Information provided:
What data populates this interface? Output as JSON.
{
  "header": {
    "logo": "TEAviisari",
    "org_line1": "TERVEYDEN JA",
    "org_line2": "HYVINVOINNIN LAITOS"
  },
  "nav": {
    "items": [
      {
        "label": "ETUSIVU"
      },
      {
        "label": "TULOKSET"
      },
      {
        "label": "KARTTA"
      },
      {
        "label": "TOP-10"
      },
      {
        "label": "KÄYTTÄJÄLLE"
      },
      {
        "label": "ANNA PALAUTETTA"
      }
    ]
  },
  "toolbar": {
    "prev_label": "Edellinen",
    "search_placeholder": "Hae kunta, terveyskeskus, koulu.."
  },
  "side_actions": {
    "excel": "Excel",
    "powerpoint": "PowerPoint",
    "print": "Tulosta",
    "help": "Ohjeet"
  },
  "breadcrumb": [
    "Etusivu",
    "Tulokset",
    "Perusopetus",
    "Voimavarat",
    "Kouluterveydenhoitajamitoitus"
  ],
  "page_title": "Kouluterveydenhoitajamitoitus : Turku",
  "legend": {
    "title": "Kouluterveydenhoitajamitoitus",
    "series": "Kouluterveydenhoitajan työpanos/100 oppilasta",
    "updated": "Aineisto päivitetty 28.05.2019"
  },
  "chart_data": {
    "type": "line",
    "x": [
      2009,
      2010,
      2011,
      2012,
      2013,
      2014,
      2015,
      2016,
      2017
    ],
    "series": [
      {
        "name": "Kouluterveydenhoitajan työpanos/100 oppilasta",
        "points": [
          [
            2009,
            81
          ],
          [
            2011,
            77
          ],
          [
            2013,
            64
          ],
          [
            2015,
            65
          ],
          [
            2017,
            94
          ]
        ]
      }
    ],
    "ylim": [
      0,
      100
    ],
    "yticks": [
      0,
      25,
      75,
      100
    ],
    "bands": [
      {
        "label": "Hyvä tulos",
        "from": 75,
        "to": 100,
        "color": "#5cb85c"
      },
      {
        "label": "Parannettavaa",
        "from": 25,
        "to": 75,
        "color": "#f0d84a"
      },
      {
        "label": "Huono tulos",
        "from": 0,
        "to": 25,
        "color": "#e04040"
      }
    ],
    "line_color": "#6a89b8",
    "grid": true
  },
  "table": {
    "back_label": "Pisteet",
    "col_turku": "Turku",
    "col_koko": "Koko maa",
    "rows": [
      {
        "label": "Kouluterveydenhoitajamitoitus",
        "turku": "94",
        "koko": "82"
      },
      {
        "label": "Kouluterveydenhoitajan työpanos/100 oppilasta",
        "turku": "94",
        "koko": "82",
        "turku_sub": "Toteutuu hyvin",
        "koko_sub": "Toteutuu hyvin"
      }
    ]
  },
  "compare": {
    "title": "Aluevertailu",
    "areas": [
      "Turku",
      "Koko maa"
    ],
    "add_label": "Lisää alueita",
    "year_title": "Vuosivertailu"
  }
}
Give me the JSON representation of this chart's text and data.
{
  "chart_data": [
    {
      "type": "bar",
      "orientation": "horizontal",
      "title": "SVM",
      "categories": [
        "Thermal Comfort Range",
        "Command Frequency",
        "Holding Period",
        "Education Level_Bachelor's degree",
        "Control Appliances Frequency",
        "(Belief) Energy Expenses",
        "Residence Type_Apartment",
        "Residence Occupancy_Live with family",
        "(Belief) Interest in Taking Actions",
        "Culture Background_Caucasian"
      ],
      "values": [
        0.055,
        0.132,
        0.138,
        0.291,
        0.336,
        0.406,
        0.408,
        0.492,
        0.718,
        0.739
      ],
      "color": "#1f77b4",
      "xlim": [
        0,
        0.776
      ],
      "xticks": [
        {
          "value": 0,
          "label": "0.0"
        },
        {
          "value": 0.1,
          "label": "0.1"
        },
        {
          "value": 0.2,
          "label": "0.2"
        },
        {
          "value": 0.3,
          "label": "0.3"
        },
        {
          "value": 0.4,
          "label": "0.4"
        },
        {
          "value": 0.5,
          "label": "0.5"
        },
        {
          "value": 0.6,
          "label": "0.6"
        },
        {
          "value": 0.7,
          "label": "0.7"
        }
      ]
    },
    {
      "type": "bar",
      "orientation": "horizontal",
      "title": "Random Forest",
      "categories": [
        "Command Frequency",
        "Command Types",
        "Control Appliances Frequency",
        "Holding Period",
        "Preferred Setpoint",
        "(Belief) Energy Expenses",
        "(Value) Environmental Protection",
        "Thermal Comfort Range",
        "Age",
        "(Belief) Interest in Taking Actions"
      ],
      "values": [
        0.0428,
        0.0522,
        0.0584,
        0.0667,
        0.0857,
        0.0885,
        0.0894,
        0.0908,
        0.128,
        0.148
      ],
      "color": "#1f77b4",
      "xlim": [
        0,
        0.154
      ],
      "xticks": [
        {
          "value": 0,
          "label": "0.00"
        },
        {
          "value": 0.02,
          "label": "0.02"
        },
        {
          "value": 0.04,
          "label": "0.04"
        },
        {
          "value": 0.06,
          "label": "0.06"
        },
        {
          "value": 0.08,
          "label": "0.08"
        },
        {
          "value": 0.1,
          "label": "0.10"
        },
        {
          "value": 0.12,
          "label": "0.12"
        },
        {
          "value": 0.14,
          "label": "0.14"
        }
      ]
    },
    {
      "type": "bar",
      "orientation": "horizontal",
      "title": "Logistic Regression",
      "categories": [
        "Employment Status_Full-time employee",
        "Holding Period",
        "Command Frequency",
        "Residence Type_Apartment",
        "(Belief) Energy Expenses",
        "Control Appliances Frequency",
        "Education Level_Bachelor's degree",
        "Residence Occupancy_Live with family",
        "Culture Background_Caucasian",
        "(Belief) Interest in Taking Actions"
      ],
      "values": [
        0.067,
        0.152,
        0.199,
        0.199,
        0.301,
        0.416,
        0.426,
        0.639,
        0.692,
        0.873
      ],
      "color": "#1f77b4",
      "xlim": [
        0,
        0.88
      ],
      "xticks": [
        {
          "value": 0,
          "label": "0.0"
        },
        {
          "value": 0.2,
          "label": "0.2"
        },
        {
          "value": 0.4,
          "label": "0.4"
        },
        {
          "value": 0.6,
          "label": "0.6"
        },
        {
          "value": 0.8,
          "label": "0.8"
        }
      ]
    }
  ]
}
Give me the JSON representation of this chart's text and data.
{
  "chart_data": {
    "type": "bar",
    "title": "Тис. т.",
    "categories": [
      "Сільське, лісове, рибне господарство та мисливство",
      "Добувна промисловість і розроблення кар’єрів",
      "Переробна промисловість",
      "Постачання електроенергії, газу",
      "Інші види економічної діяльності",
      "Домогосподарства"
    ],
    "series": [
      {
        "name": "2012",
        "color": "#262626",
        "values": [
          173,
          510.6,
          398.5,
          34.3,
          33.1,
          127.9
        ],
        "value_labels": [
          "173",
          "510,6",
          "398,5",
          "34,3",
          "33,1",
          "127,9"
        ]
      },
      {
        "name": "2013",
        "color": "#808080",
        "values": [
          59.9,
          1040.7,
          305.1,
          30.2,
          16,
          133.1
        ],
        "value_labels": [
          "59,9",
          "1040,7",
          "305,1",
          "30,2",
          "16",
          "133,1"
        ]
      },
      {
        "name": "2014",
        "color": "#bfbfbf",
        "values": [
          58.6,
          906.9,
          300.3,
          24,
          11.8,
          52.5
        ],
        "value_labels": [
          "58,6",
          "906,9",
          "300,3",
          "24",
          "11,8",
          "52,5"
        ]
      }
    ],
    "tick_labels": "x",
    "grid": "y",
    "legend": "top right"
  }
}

What you should do: Using the listing above, show every line that includes the string "työpanos".

Result for this task:
    "series": "Kouluterveydenhoitajan työpanos/100 oppilasta",
        "name": "Kouluterveydenhoitajan työpanos/100 oppilasta",
        "label": "Kouluterveydenhoitajan työpanos/100 oppilasta",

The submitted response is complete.